_Available data:_
▬▬▬
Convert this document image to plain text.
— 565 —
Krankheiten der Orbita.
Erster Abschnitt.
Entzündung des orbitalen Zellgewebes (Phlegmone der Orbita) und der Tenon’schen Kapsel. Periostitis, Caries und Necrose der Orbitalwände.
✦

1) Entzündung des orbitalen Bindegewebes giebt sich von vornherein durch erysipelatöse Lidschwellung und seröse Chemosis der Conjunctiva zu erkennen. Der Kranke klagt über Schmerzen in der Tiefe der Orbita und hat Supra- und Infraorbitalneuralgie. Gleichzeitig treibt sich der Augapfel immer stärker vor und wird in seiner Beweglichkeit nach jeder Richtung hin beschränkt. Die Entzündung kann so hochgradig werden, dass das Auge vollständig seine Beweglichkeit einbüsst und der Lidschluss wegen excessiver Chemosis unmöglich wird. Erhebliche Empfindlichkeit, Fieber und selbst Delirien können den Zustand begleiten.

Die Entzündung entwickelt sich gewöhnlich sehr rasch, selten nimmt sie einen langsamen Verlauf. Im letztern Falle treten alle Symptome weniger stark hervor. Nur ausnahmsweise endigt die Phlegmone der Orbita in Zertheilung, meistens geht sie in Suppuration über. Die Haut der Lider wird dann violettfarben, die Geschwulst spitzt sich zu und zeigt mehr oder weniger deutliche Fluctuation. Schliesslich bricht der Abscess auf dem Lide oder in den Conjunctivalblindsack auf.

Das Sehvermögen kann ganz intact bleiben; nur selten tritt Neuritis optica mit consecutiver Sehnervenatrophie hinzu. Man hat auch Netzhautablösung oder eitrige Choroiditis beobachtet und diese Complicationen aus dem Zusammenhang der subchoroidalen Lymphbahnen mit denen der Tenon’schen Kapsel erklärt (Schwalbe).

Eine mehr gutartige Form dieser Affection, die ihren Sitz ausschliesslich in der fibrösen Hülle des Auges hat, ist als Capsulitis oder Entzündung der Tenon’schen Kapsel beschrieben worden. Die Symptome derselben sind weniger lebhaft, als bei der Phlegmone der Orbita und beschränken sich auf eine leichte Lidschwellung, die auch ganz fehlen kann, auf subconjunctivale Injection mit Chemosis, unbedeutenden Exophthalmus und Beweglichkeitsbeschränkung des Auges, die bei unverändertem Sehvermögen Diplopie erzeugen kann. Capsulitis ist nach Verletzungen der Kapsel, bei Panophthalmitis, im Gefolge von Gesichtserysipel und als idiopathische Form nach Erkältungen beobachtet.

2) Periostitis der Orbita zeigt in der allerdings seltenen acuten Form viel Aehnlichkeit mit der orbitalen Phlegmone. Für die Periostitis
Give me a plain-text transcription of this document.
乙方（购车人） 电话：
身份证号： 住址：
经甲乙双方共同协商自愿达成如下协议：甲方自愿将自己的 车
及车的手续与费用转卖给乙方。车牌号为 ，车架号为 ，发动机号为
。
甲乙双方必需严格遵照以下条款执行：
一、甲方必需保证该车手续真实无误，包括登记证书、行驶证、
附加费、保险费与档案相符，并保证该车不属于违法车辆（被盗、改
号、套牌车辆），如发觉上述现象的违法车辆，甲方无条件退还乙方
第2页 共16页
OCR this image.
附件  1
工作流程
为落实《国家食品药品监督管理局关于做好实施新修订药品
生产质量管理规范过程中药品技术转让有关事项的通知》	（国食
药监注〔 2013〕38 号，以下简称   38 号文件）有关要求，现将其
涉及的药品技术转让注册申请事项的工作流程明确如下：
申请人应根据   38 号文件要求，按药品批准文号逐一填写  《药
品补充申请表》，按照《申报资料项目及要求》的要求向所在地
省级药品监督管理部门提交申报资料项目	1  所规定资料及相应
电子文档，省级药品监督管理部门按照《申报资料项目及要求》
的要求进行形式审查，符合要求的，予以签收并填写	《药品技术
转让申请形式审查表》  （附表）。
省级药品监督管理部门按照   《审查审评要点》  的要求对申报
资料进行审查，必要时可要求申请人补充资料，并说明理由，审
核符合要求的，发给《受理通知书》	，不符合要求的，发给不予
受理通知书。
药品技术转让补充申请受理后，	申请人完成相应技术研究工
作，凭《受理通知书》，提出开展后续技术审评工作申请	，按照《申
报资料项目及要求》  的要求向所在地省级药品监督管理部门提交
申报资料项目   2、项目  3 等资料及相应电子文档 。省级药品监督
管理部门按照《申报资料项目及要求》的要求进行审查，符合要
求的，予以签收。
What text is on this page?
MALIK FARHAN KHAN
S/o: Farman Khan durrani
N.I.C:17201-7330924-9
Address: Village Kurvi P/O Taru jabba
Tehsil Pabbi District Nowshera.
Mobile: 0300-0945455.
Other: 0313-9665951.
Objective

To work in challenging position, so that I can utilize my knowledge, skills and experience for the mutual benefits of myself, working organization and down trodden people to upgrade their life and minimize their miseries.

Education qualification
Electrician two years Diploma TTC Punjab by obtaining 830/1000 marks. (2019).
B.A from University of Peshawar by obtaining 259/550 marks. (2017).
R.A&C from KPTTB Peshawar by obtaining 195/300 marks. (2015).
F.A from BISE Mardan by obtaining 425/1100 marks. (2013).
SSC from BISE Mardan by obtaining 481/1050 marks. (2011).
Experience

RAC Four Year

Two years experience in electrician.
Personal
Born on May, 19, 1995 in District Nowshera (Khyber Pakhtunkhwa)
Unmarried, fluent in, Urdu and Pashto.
▬▬▬
_To do:_
Make an exact copy of the data above.

_Output:_
Convert this document image to plain text.
— 565 —
Krankheiten der Orbita.
Erster Abschnitt.
Entzündung des orbitalen Zellgewebes (Phlegmone der Orbita) und der Tenon’schen Kapsel. Periostitis, Caries und Necrose der Orbitalwände.
✦

1) Entzündung des orbitalen Bindegewebes giebt sich von vornherein durch erysipelatöse Lidschwellung und seröse Chemosis der Conjunctiva zu erkennen. Der Kranke klagt über Schmerzen in der Tiefe der Orbita und hat Supra- und Infraorbitalneuralgie. Gleichzeitig treibt sich der Augapfel immer stärker vor und wird in seiner Beweglichkeit nach jeder Richtung hin beschränkt. Die Entzündung kann so hochgradig werden, dass das Auge vollständig seine Beweglichkeit einbüsst und der Lidschluss wegen excessiver Chemosis unmöglich wird. Erhebliche Empfindlichkeit, Fieber und selbst Delirien können den Zustand begleiten.

Die Entzündung entwickelt sich gewöhnlich sehr rasch, selten nimmt sie einen langsamen Verlauf. Im letztern Falle treten alle Symptome weniger stark hervor. Nur ausnahmsweise endigt die Phlegmone der Orbita in Zertheilung, meistens geht sie in Suppuration über. Die Haut der Lider wird dann violettfarben, die Geschwulst spitzt sich zu und zeigt mehr oder weniger deutliche Fluctuation. Schliesslich bricht der Abscess auf dem Lide oder in den Conjunctivalblindsack auf.

Das Sehvermögen kann ganz intact bleiben; nur selten tritt Neuritis optica mit consecutiver Sehnervenatrophie hinzu. Man hat auch Netzhautablösung oder eitrige Choroiditis beobachtet und diese Complicationen aus dem Zusammenhang der subchoroidalen Lymphbahnen mit denen der Tenon’schen Kapsel erklärt (Schwalbe).

Eine mehr gutartige Form dieser Affection, die ihren Sitz ausschliesslich in der fibrösen Hülle des Auges hat, ist als Capsulitis oder Entzündung der Tenon’schen Kapsel beschrieben worden. Die Symptome derselben sind weniger lebhaft, als bei der Phlegmone der Orbita und beschränken sich auf eine leichte Lidschwellung, die auch ganz fehlen kann, auf subconjunctivale Injection mit Chemosis, unbedeutenden Exophthalmus und Beweglichkeitsbeschränkung des Auges, die bei unverändertem Sehvermögen Diplopie erzeugen kann. Capsulitis ist nach Verletzungen der Kapsel, bei Panophthalmitis, im Gefolge von Gesichtserysipel und als idiopathische Form nach Erkältungen beobachtet.

2) Periostitis der Orbita zeigt in der allerdings seltenen acuten Form viel Aehnlichkeit mit der orbitalen Phlegmone. Für die Periostitis
Give me a plain-text transcription of this document.
乙方（购车人） 电话：
身份证号： 住址：
经甲乙双方共同协商自愿达成如下协议：甲方自愿将自己的 车
及车的手续与费用转卖给乙方。车牌号为 ，车架号为 ，发动机号为
。
甲乙双方必需严格遵照以下条款执行：
一、甲方必需保证该车手续真实无误，包括登记证书、行驶证、
附加费、保险费与档案相符，并保证该车不属于违法车辆（被盗、改
号、套牌车辆），如发觉上述现象的违法车辆，甲方无条件退还乙方
第2页 共16页
OCR this image.
附件  1
工作流程
为落实《国家食品药品监督管理局关于做好实施新修订药品
生产质量管理规范过程中药品技术转让有关事项的通知》	（国食
药监注〔 2013〕38 号，以下简称   38 号文件）有关要求，现将其
涉及的药品技术转让注册申请事项的工作流程明确如下：
申请人应根据   38 号文件要求，按药品批准文号逐一填写  《药
品补充申请表》，按照《申报资料项目及要求》的要求向所在地
省级药品监督管理部门提交申报资料项目	1  所规定资料及相应
电子文档，省级药品监督管理部门按照《申报资料项目及要求》
的要求进行形式审查，符合要求的，予以签收并填写	《药品技术
转让申请形式审查表》  （附表）。
省级药品监督管理部门按照   《审查审评要点》  的要求对申报
资料进行审查，必要时可要求申请人补充资料，并说明理由，审
核符合要求的，发给《受理通知书》	，不符合要求的，发给不予
受理通知书。
药品技术转让补充申请受理后，	申请人完成相应技术研究工
作，凭《受理通知书》，提出开展后续技术审评工作申请	，按照《申
报资料项目及要求》  的要求向所在地省级药品监督管理部门提交
申报资料项目   2、项目  3 等资料及相应电子文档 。省级药品监督
管理部门按照《申报资料项目及要求》的要求进行审查，符合要
求的，予以签收。
What text is on this page?
MALIK FARHAN KHAN
S/o: Farman Khan durrani
N.I.C:17201-7330924-9
Address: Village Kurvi P/O Taru jabba
Tehsil Pabbi District Nowshera.
Mobile: 0300-0945455.
Other: 0313-9665951.
Objective

To work in challenging position, so that I can utilize my knowledge, skills and experience for the mutual benefits of myself, working organization and down trodden people to upgrade their life and minimize their miseries.

Education qualification
Electrician two years Diploma TTC Punjab by obtaining 830/1000 marks. (2019).
B.A from University of Peshawar by obtaining 259/550 marks. (2017).
R.A&C from KPTTB Peshawar by obtaining 195/300 marks. (2015).
F.A from BISE Mardan by obtaining 425/1100 marks. (2013).
SSC from BISE Mardan by obtaining 481/1050 marks. (2011).
Experience

RAC Four Year

Two years experience in electrician.
Personal
Born on May, 19, 1995 in District Nowshera (Khyber Pakhtunkhwa)
Unmarried, fluent in, Urdu and Pashto.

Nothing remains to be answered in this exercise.